## start ITEMS

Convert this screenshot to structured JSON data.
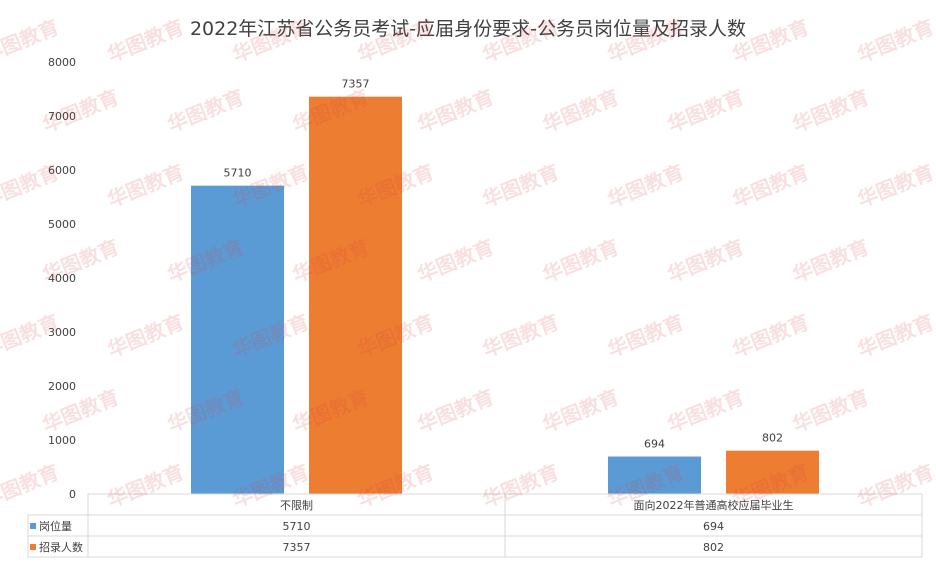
{
  "chart_data": {
    "type": "bar",
    "title": "2022年江苏省公务员考试-应届身份要求-公务员岗位量及招录人数",
    "categories": [
      "不限制",
      "面向2022年普通高校应届毕业生"
    ],
    "series": [
      {
        "name": "岗位量",
        "values": [
          5710,
          694
        ],
        "color": "#5b9bd5"
      },
      {
        "name": "招录人数",
        "values": [
          7357,
          802
        ],
        "color": "#ed7d31"
      }
    ],
    "ylim": [
      0,
      8000
    ],
    "yticks": [
      0,
      1000,
      2000,
      3000,
      4000,
      5000,
      6000,
      7000,
      8000
    ],
    "grid": false,
    "legend": "data-table-below"
  },
  "watermark": "华图教育"
}
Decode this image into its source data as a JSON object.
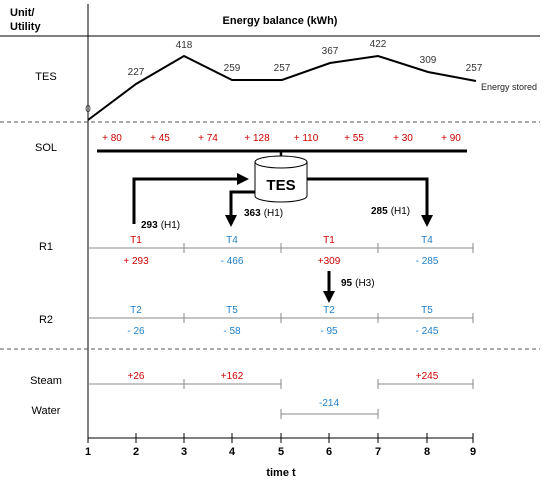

## end ITEMS

- **INSTRUCTIONS FOR THE TASK**
Quote the data above in full and without alteration; skip the pictures.

- **RESULT**
Convert this screenshot to structured JSON data.
{
  "chart_data": {
    "type": "bar",
    "title": "2022年江苏省公务员考试-应届身份要求-公务员岗位量及招录人数",
    "categories": [
      "不限制",
      "面向2022年普通高校应届毕业生"
    ],
    "series": [
      {
        "name": "岗位量",
        "values": [
          5710,
          694
        ],
        "color": "#5b9bd5"
      },
      {
        "name": "招录人数",
        "values": [
          7357,
          802
        ],
        "color": "#ed7d31"
      }
    ],
    "ylim": [
      0,
      8000
    ],
    "yticks": [
      0,
      1000,
      2000,
      3000,
      4000,
      5000,
      6000,
      7000,
      8000
    ],
    "grid": false,
    "legend": "data-table-below"
  },
  "watermark": "华图教育"
}
Decode this image into its source data as a JSON object.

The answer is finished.